• **Aim**
Below are some entries. Copy each line that holds the string "hint".

Extracted records
· · · · · · ·

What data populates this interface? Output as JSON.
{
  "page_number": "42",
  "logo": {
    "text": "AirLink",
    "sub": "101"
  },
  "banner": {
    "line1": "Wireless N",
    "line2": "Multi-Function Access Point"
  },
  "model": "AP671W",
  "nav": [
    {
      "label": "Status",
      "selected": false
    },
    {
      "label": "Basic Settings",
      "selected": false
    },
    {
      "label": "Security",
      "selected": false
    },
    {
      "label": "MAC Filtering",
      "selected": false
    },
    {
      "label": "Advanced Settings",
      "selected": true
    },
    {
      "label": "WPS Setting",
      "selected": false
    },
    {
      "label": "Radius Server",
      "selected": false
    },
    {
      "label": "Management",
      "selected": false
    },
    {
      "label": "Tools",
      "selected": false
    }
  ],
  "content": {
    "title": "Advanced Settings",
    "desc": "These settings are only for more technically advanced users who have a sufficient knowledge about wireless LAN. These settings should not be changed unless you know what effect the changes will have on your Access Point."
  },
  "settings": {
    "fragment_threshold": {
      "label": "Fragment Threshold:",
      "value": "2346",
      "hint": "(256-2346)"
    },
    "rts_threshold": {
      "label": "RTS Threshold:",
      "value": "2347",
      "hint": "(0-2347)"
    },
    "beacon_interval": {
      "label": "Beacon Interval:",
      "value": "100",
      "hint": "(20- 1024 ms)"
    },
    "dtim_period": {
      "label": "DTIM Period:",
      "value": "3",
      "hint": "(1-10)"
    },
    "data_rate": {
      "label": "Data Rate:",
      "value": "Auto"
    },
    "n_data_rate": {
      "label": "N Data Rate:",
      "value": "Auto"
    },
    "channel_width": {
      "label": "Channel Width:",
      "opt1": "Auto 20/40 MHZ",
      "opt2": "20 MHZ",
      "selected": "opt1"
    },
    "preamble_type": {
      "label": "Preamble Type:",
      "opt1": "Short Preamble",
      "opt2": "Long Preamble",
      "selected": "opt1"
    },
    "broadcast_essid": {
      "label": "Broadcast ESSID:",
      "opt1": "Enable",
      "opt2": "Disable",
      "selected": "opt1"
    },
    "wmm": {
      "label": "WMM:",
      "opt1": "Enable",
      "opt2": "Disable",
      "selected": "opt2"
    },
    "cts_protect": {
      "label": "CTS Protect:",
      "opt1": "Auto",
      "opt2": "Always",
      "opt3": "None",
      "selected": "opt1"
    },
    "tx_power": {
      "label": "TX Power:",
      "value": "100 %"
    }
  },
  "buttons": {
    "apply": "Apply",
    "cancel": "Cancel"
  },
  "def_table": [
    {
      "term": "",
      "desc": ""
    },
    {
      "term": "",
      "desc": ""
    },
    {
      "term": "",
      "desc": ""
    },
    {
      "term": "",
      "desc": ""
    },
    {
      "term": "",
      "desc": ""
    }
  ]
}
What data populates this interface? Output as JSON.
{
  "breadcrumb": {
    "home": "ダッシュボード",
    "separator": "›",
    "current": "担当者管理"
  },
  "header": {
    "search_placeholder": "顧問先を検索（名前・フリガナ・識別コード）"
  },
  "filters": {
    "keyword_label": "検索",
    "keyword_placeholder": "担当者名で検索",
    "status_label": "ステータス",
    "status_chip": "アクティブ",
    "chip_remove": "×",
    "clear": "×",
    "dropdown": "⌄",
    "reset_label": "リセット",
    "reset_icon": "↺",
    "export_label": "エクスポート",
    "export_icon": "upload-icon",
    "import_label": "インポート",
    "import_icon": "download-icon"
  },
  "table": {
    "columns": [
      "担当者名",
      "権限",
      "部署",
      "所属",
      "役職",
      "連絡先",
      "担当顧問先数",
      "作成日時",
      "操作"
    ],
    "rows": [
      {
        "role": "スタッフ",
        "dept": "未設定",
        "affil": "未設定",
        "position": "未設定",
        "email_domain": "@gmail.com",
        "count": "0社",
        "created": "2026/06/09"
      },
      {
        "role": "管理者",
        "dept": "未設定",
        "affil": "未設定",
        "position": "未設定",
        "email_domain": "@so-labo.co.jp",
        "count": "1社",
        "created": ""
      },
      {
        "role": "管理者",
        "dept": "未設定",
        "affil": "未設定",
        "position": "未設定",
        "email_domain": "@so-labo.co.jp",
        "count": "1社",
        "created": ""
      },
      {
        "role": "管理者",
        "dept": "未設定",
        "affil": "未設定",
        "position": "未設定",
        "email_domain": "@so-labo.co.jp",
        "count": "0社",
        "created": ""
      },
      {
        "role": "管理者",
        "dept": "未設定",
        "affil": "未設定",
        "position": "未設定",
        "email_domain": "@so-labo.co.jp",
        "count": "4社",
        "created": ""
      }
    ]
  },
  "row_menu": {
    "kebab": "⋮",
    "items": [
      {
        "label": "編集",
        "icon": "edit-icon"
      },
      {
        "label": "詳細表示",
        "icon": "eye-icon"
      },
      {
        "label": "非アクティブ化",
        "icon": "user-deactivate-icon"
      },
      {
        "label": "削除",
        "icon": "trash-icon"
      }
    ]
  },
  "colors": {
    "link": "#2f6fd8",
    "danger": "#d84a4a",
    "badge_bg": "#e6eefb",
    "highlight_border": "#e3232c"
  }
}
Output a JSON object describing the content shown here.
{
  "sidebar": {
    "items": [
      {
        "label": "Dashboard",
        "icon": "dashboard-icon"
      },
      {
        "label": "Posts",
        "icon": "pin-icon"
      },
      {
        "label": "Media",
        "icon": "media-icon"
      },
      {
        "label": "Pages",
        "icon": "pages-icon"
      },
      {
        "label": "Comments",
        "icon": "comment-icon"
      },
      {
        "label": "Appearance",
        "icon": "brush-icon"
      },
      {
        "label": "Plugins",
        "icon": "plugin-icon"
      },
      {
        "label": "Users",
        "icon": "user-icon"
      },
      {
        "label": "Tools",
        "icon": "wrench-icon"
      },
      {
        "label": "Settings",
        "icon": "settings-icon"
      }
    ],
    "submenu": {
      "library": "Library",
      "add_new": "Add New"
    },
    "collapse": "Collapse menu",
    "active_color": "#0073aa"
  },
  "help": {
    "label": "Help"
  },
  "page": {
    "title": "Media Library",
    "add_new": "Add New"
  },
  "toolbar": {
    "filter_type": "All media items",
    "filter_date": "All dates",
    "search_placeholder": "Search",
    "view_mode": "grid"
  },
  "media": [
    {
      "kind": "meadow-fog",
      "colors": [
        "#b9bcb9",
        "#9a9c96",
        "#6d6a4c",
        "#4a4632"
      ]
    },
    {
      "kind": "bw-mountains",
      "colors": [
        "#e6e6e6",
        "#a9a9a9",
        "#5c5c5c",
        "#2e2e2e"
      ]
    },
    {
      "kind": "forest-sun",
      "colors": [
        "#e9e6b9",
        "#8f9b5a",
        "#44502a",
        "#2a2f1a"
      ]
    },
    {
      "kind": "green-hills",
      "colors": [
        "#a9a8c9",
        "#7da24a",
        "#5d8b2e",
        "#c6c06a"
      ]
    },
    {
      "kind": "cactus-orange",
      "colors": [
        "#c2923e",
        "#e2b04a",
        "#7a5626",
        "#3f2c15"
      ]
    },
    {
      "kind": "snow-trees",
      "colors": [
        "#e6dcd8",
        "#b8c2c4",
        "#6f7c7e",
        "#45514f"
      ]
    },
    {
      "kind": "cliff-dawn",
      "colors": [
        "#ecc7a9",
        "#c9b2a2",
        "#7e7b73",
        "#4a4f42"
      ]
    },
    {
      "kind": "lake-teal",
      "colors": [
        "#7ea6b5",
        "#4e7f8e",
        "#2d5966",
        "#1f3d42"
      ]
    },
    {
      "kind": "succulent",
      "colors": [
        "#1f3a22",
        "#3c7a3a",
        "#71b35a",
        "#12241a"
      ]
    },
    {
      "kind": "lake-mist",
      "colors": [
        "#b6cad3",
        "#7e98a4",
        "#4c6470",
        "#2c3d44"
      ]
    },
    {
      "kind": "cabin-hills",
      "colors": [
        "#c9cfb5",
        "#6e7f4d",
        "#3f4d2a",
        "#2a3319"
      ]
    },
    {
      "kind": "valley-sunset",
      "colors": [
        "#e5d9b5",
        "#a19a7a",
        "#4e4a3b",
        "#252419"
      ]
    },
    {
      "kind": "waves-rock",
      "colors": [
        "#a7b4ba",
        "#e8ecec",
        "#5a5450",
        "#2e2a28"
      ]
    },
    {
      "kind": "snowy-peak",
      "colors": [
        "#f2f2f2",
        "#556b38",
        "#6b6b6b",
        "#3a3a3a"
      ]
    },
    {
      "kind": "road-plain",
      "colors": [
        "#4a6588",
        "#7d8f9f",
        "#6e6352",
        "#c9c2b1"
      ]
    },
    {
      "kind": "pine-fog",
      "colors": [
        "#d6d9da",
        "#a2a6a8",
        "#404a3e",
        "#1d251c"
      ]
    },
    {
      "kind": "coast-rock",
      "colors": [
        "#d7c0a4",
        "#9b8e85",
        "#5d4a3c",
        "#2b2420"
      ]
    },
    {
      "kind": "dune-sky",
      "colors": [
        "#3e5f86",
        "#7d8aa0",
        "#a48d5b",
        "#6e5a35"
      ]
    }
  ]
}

· · · · · · ·

• **Answer to the exercise**
      "hint": "(256-2346)"
      "hint": "(0-2347)"
      "hint": "(20- 1024 ms)"
      "hint": "(1-10)"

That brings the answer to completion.